— Begin DATASET ROWS —

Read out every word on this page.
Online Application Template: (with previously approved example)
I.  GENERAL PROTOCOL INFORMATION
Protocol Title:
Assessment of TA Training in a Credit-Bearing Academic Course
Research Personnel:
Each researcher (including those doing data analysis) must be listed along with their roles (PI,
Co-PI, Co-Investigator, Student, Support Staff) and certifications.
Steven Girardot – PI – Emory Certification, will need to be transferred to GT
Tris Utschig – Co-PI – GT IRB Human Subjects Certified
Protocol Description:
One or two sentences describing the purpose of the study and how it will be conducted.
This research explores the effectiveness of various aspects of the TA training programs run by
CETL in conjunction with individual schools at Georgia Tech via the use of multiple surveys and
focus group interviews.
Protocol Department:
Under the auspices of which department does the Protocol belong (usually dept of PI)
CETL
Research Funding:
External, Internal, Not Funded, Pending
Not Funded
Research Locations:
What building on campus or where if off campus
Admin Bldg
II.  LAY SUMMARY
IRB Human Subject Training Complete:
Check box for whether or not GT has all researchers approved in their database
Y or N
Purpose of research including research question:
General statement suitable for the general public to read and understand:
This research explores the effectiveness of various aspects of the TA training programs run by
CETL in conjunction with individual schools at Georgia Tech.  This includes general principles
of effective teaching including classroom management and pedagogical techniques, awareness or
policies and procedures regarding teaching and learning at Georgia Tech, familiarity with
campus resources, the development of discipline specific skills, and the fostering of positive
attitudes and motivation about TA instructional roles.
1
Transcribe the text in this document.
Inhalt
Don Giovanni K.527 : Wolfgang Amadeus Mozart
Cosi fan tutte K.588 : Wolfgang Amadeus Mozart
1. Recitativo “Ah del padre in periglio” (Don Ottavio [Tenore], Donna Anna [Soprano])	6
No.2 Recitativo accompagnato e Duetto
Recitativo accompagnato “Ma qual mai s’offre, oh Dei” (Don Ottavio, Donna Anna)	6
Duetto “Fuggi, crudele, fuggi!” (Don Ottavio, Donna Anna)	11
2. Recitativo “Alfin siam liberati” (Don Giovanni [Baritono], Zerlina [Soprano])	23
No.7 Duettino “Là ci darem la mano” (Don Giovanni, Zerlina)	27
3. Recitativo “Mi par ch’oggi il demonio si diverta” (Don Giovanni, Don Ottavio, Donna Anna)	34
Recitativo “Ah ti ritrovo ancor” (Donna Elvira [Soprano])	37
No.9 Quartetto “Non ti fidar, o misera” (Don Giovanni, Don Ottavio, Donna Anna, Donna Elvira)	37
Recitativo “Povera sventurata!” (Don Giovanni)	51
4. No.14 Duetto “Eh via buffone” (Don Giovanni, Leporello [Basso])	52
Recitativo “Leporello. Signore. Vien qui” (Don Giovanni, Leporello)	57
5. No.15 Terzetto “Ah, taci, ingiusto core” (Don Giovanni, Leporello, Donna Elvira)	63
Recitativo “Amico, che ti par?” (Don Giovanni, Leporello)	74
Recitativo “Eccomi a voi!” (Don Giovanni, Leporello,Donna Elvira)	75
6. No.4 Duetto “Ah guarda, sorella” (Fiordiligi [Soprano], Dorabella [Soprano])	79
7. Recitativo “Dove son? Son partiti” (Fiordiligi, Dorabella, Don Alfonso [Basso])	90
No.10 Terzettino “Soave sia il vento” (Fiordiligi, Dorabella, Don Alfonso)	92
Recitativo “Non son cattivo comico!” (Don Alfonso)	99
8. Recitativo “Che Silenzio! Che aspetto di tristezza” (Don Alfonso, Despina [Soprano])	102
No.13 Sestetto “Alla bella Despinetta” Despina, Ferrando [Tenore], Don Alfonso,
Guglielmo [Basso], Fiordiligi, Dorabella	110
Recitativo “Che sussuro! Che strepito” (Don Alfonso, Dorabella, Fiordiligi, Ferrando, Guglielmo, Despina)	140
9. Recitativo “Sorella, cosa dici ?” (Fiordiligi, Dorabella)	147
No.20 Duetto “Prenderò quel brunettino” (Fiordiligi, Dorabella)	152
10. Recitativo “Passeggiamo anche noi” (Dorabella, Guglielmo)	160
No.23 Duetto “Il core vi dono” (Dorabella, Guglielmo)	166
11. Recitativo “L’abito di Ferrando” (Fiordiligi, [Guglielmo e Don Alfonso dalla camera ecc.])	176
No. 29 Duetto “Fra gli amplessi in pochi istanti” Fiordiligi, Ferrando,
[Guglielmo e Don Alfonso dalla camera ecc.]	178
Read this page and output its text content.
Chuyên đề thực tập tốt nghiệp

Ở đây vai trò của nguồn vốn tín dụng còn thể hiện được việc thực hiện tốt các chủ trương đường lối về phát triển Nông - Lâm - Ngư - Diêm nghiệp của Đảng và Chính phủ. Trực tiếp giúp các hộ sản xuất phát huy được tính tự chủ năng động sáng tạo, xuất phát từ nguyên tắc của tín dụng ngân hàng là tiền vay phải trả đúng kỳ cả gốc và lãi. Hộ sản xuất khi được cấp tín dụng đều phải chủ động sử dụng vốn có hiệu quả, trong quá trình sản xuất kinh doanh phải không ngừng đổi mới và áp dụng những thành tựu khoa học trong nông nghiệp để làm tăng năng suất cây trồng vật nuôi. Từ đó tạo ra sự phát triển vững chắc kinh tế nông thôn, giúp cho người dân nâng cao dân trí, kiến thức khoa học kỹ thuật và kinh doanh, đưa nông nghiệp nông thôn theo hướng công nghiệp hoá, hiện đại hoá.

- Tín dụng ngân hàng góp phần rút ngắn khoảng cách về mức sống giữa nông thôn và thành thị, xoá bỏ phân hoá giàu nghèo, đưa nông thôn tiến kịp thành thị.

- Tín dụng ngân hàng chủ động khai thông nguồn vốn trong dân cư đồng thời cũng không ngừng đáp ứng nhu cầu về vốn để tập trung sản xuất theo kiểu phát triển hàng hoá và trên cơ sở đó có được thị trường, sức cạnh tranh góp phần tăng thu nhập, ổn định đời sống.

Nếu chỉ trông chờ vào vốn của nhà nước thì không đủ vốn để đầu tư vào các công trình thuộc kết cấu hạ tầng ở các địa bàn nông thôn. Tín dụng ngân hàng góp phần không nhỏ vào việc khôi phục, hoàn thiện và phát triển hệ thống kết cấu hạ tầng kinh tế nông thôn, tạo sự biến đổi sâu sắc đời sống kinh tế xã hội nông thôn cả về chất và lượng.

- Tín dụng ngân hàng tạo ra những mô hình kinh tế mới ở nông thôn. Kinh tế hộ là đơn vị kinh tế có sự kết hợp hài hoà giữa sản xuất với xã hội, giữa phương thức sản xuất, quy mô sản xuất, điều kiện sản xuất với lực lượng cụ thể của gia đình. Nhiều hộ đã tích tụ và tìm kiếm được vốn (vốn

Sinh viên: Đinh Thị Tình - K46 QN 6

— End DATASET ROWS —

INSTRUCTIONS FOR THE TASK —
Copy each entry exactly, with nothing added or dropped.

FINAL RESULT —
Read out every word on this page.
Online Application Template: (with previously approved example)
I.  GENERAL PROTOCOL INFORMATION
Protocol Title:
Assessment of TA Training in a Credit-Bearing Academic Course
Research Personnel:
Each researcher (including those doing data analysis) must be listed along with their roles (PI,
Co-PI, Co-Investigator, Student, Support Staff) and certifications.
Steven Girardot – PI – Emory Certification, will need to be transferred to GT
Tris Utschig – Co-PI – GT IRB Human Subjects Certified
Protocol Description:
One or two sentences describing the purpose of the study and how it will be conducted.
This research explores the effectiveness of various aspects of the TA training programs run by
CETL in conjunction with individual schools at Georgia Tech via the use of multiple surveys and
focus group interviews.
Protocol Department:
Under the auspices of which department does the Protocol belong (usually dept of PI)
CETL
Research Funding:
External, Internal, Not Funded, Pending
Not Funded
Research Locations:
What building on campus or where if off campus
Admin Bldg
II.  LAY SUMMARY
IRB Human Subject Training Complete:
Check box for whether or not GT has all researchers approved in their database
Y or N
Purpose of research including research question:
General statement suitable for the general public to read and understand:
This research explores the effectiveness of various aspects of the TA training programs run by
CETL in conjunction with individual schools at Georgia Tech.  This includes general principles
of effective teaching including classroom management and pedagogical techniques, awareness or
policies and procedures regarding teaching and learning at Georgia Tech, familiarity with
campus resources, the development of discipline specific skills, and the fostering of positive
attitudes and motivation about TA instructional roles.
1
Transcribe the text in this document.
Inhalt
Don Giovanni K.527 : Wolfgang Amadeus Mozart
Cosi fan tutte K.588 : Wolfgang Amadeus Mozart
1. Recitativo “Ah del padre in periglio” (Don Ottavio [Tenore], Donna Anna [Soprano])	6
No.2 Recitativo accompagnato e Duetto
Recitativo accompagnato “Ma qual mai s’offre, oh Dei” (Don Ottavio, Donna Anna)	6
Duetto “Fuggi, crudele, fuggi!” (Don Ottavio, Donna Anna)	11
2. Recitativo “Alfin siam liberati” (Don Giovanni [Baritono], Zerlina [Soprano])	23
No.7 Duettino “Là ci darem la mano” (Don Giovanni, Zerlina)	27
3. Recitativo “Mi par ch’oggi il demonio si diverta” (Don Giovanni, Don Ottavio, Donna Anna)	34
Recitativo “Ah ti ritrovo ancor” (Donna Elvira [Soprano])	37
No.9 Quartetto “Non ti fidar, o misera” (Don Giovanni, Don Ottavio, Donna Anna, Donna Elvira)	37
Recitativo “Povera sventurata!” (Don Giovanni)	51
4. No.14 Duetto “Eh via buffone” (Don Giovanni, Leporello [Basso])	52
Recitativo “Leporello. Signore. Vien qui” (Don Giovanni, Leporello)	57
5. No.15 Terzetto “Ah, taci, ingiusto core” (Don Giovanni, Leporello, Donna Elvira)	63
Recitativo “Amico, che ti par?” (Don Giovanni, Leporello)	74
Recitativo “Eccomi a voi!” (Don Giovanni, Leporello,Donna Elvira)	75
6. No.4 Duetto “Ah guarda, sorella” (Fiordiligi [Soprano], Dorabella [Soprano])	79
7. Recitativo “Dove son? Son partiti” (Fiordiligi, Dorabella, Don Alfonso [Basso])	90
No.10 Terzettino “Soave sia il vento” (Fiordiligi, Dorabella, Don Alfonso)	92
Recitativo “Non son cattivo comico!” (Don Alfonso)	99
8. Recitativo “Che Silenzio! Che aspetto di tristezza” (Don Alfonso, Despina [Soprano])	102
No.13 Sestetto “Alla bella Despinetta” Despina, Ferrando [Tenore], Don Alfonso,
Guglielmo [Basso], Fiordiligi, Dorabella	110
Recitativo “Che sussuro! Che strepito” (Don Alfonso, Dorabella, Fiordiligi, Ferrando, Guglielmo, Despina)	140
9. Recitativo “Sorella, cosa dici ?” (Fiordiligi, Dorabella)	147
No.20 Duetto “Prenderò quel brunettino” (Fiordiligi, Dorabella)	152
10. Recitativo “Passeggiamo anche noi” (Dorabella, Guglielmo)	160
No.23 Duetto “Il core vi dono” (Dorabella, Guglielmo)	166
11. Recitativo “L’abito di Ferrando” (Fiordiligi, [Guglielmo e Don Alfonso dalla camera ecc.])	176
No. 29 Duetto “Fra gli amplessi in pochi istanti” Fiordiligi, Ferrando,
[Guglielmo e Don Alfonso dalla camera ecc.]	178
Read this page and output its text content.
Chuyên đề thực tập tốt nghiệp

Ở đây vai trò của nguồn vốn tín dụng còn thể hiện được việc thực hiện tốt các chủ trương đường lối về phát triển Nông - Lâm - Ngư - Diêm nghiệp của Đảng và Chính phủ. Trực tiếp giúp các hộ sản xuất phát huy được tính tự chủ năng động sáng tạo, xuất phát từ nguyên tắc của tín dụng ngân hàng là tiền vay phải trả đúng kỳ cả gốc và lãi. Hộ sản xuất khi được cấp tín dụng đều phải chủ động sử dụng vốn có hiệu quả, trong quá trình sản xuất kinh doanh phải không ngừng đổi mới và áp dụng những thành tựu khoa học trong nông nghiệp để làm tăng năng suất cây trồng vật nuôi. Từ đó tạo ra sự phát triển vững chắc kinh tế nông thôn, giúp cho người dân nâng cao dân trí, kiến thức khoa học kỹ thuật và kinh doanh, đưa nông nghiệp nông thôn theo hướng công nghiệp hoá, hiện đại hoá.

- Tín dụng ngân hàng góp phần rút ngắn khoảng cách về mức sống giữa nông thôn và thành thị, xoá bỏ phân hoá giàu nghèo, đưa nông thôn tiến kịp thành thị.

- Tín dụng ngân hàng chủ động khai thông nguồn vốn trong dân cư đồng thời cũng không ngừng đáp ứng nhu cầu về vốn để tập trung sản xuất theo kiểu phát triển hàng hoá và trên cơ sở đó có được thị trường, sức cạnh tranh góp phần tăng thu nhập, ổn định đời sống.

Nếu chỉ trông chờ vào vốn của nhà nước thì không đủ vốn để đầu tư vào các công trình thuộc kết cấu hạ tầng ở các địa bàn nông thôn. Tín dụng ngân hàng góp phần không nhỏ vào việc khôi phục, hoàn thiện và phát triển hệ thống kết cấu hạ tầng kinh tế nông thôn, tạo sự biến đổi sâu sắc đời sống kinh tế xã hội nông thôn cả về chất và lượng.

- Tín dụng ngân hàng tạo ra những mô hình kinh tế mới ở nông thôn. Kinh tế hộ là đơn vị kinh tế có sự kết hợp hài hoà giữa sản xuất với xã hội, giữa phương thức sản xuất, quy mô sản xuất, điều kiện sản xuất với lực lượng cụ thể của gia đình. Nhiều hộ đã tích tụ và tìm kiếm được vốn (vốn

Sinh viên: Đinh Thị Tình - K46 QN 6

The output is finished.